Collected data
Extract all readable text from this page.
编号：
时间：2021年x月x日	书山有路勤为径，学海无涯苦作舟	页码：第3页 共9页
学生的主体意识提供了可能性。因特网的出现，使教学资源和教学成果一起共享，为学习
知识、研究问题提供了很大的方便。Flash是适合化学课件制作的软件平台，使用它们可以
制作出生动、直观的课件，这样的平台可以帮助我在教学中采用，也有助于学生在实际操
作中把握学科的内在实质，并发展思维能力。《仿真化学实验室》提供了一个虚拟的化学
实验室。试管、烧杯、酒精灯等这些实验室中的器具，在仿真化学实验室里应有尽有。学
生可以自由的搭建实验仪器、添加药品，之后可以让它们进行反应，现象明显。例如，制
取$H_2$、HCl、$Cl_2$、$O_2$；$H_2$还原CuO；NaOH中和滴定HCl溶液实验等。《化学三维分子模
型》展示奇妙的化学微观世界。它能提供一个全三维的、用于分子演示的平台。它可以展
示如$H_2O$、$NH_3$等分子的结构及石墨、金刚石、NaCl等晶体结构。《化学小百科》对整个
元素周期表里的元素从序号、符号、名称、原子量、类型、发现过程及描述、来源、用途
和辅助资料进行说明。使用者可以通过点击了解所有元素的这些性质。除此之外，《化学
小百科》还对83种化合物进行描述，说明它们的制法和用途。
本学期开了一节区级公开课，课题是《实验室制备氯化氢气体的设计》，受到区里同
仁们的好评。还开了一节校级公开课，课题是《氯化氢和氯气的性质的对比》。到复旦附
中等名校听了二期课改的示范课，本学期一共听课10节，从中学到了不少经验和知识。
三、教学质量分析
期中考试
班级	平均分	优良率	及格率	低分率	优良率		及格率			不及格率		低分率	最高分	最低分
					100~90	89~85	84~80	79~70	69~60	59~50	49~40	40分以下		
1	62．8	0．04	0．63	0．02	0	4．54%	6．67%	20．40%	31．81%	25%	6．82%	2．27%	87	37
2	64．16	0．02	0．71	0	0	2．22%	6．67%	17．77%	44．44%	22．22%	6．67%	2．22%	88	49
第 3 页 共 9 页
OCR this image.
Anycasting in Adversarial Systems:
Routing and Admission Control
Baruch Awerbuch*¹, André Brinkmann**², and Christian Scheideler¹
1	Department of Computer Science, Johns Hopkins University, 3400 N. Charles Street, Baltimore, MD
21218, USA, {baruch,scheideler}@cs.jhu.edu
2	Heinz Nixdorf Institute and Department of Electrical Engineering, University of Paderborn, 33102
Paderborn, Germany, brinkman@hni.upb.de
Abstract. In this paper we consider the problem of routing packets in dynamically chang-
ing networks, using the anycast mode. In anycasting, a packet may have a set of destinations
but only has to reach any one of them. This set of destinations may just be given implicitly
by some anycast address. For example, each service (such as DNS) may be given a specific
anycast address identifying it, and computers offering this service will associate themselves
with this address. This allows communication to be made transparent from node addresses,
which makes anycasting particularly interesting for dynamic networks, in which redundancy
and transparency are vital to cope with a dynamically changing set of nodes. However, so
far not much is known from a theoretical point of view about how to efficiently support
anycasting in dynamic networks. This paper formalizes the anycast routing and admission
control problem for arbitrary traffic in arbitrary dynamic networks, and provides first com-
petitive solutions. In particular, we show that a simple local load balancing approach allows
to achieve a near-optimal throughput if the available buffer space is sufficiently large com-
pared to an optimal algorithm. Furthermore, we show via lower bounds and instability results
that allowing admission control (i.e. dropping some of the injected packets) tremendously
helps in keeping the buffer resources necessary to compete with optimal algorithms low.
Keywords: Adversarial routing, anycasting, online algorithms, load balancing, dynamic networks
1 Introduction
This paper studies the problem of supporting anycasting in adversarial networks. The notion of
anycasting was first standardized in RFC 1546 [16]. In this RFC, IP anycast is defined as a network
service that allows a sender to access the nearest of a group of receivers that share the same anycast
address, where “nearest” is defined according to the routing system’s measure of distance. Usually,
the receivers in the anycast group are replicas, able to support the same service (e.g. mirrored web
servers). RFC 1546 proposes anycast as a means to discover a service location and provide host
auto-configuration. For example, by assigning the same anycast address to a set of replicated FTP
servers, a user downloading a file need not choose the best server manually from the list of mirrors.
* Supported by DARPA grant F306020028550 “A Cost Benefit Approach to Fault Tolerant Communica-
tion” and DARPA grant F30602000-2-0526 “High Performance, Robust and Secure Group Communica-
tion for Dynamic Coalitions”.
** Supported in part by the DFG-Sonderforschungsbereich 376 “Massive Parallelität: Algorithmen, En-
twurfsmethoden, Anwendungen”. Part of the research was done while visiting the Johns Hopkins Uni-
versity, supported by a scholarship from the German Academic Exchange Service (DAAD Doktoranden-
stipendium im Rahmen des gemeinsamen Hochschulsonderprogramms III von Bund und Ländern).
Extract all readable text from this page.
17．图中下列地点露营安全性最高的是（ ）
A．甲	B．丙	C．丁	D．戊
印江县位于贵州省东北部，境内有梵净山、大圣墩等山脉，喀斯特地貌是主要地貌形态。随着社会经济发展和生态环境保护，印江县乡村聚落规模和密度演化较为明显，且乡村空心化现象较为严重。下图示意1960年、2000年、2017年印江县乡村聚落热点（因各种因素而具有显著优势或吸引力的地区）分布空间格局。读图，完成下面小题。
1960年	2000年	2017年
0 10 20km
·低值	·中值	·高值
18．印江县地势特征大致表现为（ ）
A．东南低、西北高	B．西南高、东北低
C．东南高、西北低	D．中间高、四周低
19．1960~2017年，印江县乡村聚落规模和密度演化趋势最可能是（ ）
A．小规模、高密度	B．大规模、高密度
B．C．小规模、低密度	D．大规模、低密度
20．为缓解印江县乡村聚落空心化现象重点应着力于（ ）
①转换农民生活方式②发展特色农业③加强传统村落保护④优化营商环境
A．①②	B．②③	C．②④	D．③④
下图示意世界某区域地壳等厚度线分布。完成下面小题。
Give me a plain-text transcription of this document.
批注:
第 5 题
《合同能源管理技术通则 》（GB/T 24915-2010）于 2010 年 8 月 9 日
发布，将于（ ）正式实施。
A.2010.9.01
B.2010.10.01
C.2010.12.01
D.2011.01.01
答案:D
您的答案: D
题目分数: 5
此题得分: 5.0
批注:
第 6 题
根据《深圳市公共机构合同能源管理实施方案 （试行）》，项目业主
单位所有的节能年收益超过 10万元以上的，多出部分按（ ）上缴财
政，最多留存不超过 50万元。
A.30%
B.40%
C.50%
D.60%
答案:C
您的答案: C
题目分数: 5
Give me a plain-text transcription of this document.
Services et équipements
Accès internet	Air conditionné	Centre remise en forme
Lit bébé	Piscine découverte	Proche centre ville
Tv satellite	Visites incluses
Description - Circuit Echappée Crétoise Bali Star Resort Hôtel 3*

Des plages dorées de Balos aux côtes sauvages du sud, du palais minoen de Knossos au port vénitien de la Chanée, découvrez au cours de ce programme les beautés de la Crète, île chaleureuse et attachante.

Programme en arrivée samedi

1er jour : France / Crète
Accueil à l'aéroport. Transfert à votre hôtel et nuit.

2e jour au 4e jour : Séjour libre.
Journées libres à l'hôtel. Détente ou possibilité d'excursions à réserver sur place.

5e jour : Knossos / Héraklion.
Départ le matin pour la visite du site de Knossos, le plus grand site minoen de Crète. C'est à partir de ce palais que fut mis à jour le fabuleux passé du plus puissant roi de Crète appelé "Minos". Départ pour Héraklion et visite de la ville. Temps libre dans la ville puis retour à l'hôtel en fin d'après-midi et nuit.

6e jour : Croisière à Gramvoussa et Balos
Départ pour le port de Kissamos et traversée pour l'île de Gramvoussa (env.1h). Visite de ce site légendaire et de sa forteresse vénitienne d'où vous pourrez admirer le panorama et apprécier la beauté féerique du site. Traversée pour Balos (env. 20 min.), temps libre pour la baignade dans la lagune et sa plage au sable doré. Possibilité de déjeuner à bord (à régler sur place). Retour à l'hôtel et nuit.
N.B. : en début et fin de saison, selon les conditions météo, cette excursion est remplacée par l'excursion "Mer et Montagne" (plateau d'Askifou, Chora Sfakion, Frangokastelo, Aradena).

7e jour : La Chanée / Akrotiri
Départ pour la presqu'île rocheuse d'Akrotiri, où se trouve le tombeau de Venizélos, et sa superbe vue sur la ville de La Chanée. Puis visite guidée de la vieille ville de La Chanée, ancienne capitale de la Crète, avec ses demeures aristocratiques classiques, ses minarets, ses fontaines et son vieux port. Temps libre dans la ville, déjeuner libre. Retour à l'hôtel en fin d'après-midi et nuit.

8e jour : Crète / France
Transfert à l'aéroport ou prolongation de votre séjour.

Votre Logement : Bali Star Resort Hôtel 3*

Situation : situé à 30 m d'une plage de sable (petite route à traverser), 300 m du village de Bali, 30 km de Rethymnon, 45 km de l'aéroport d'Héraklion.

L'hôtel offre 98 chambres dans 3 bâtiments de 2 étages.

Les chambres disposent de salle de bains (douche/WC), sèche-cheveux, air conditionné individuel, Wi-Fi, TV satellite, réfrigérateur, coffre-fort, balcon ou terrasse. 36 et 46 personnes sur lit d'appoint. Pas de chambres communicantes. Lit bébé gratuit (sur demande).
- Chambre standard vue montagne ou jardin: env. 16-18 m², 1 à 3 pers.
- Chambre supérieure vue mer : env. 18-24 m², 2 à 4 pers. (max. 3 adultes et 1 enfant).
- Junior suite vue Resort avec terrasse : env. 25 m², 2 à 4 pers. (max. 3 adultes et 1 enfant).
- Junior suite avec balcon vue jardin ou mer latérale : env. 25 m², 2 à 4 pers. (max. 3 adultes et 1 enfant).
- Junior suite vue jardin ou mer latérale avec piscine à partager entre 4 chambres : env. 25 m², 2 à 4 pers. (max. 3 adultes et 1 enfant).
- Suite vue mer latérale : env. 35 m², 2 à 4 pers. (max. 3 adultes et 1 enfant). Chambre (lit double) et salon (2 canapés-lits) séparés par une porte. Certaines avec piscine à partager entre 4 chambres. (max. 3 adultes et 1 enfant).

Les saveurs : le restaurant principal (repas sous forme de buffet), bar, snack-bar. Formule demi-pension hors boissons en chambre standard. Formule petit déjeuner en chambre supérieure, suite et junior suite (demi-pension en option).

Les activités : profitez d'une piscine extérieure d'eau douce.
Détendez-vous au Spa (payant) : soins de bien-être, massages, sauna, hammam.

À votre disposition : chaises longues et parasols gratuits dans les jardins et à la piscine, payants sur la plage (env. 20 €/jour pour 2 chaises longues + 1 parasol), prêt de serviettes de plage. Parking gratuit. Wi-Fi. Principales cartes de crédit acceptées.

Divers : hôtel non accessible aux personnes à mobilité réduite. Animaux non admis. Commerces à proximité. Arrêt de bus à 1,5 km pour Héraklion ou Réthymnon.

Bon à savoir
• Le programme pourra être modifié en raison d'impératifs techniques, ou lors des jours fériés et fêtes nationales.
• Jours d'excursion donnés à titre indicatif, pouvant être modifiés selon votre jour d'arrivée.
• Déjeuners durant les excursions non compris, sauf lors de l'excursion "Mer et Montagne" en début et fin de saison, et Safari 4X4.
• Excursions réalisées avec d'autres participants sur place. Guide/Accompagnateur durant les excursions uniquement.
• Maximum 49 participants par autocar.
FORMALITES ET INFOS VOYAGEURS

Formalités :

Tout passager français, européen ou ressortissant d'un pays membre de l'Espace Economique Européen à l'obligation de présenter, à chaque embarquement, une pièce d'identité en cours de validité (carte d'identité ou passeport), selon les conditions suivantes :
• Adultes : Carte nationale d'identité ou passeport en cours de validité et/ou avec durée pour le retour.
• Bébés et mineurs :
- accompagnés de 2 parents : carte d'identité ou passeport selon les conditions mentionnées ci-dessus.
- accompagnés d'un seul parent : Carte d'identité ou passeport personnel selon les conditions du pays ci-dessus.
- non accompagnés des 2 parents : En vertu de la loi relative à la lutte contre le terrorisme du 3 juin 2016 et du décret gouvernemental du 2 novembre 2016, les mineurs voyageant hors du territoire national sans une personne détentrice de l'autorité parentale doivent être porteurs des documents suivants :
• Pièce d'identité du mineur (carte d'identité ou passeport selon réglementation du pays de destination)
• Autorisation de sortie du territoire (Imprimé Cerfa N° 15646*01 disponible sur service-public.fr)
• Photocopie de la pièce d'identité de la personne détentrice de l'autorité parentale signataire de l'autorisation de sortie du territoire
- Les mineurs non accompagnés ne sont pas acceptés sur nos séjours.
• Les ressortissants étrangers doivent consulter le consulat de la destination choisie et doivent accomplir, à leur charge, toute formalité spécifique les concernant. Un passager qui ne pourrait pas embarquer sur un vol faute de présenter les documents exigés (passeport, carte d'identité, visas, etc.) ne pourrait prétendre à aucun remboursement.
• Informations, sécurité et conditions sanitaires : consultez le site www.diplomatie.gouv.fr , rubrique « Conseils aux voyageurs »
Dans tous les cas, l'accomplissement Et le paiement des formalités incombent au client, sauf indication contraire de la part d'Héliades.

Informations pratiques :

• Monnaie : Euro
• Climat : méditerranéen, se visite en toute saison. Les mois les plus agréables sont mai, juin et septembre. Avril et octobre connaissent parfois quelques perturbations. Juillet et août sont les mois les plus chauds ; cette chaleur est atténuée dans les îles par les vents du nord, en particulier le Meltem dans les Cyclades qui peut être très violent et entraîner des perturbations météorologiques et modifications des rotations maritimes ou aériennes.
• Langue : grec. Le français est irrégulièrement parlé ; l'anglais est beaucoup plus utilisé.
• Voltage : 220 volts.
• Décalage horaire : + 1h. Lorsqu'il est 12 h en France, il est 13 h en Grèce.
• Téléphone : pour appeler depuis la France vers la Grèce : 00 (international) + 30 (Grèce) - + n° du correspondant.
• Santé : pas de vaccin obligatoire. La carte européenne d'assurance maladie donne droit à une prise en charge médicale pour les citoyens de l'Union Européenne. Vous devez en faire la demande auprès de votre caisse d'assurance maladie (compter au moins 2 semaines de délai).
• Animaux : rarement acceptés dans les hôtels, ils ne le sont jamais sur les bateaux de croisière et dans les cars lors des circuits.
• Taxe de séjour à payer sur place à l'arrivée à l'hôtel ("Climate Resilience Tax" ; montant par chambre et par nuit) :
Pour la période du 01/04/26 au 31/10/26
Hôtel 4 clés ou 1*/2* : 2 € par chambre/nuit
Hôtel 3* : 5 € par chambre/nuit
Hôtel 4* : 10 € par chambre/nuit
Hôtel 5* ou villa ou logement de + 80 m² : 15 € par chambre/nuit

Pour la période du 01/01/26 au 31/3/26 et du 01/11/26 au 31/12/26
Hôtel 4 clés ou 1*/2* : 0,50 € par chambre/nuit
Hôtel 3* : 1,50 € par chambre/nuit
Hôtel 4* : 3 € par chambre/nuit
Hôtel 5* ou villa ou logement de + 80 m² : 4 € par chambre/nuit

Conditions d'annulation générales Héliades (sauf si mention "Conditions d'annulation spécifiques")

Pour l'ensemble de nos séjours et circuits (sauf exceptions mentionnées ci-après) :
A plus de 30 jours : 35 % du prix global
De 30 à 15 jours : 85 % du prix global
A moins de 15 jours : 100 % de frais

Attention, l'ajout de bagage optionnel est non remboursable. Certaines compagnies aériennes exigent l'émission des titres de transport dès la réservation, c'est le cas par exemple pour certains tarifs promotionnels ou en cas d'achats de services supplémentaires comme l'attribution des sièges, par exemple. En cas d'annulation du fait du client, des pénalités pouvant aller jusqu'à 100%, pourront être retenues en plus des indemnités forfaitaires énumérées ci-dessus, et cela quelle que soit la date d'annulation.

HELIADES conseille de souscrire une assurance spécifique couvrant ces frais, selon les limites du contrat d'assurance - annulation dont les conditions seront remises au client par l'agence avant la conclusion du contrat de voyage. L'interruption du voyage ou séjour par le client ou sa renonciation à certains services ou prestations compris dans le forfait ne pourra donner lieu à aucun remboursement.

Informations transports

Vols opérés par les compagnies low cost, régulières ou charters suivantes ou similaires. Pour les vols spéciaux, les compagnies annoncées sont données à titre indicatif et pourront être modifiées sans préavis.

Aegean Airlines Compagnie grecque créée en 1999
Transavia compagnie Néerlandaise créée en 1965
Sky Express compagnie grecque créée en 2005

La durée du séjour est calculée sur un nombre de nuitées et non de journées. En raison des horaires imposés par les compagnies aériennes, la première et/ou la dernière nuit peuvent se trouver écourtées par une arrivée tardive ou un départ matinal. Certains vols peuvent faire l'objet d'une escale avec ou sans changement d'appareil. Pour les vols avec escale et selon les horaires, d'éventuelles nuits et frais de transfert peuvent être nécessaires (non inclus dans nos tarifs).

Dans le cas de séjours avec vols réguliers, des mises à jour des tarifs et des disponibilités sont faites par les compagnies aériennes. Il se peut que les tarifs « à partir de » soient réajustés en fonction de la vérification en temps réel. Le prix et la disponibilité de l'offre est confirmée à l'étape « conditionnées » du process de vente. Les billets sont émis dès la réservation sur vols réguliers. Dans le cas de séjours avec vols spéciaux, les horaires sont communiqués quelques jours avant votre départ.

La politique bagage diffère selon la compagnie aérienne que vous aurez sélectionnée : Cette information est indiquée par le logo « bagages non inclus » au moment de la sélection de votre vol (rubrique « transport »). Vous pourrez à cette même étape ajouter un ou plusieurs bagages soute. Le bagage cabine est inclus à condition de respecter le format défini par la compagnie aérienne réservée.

== Aim ==
Show the lines of the material that contain the word "forme".

== Full solution ==
Accès internet	Air conditionné	Centre remise en forme
Les saveurs : le restaurant principal (repas sous forme de buffet), bar, snack-bar. Formule demi-pension hors boissons en chambre standard. Formule petit déjeuner en chambre supérieure, suite et junior suite (demi-pension en option).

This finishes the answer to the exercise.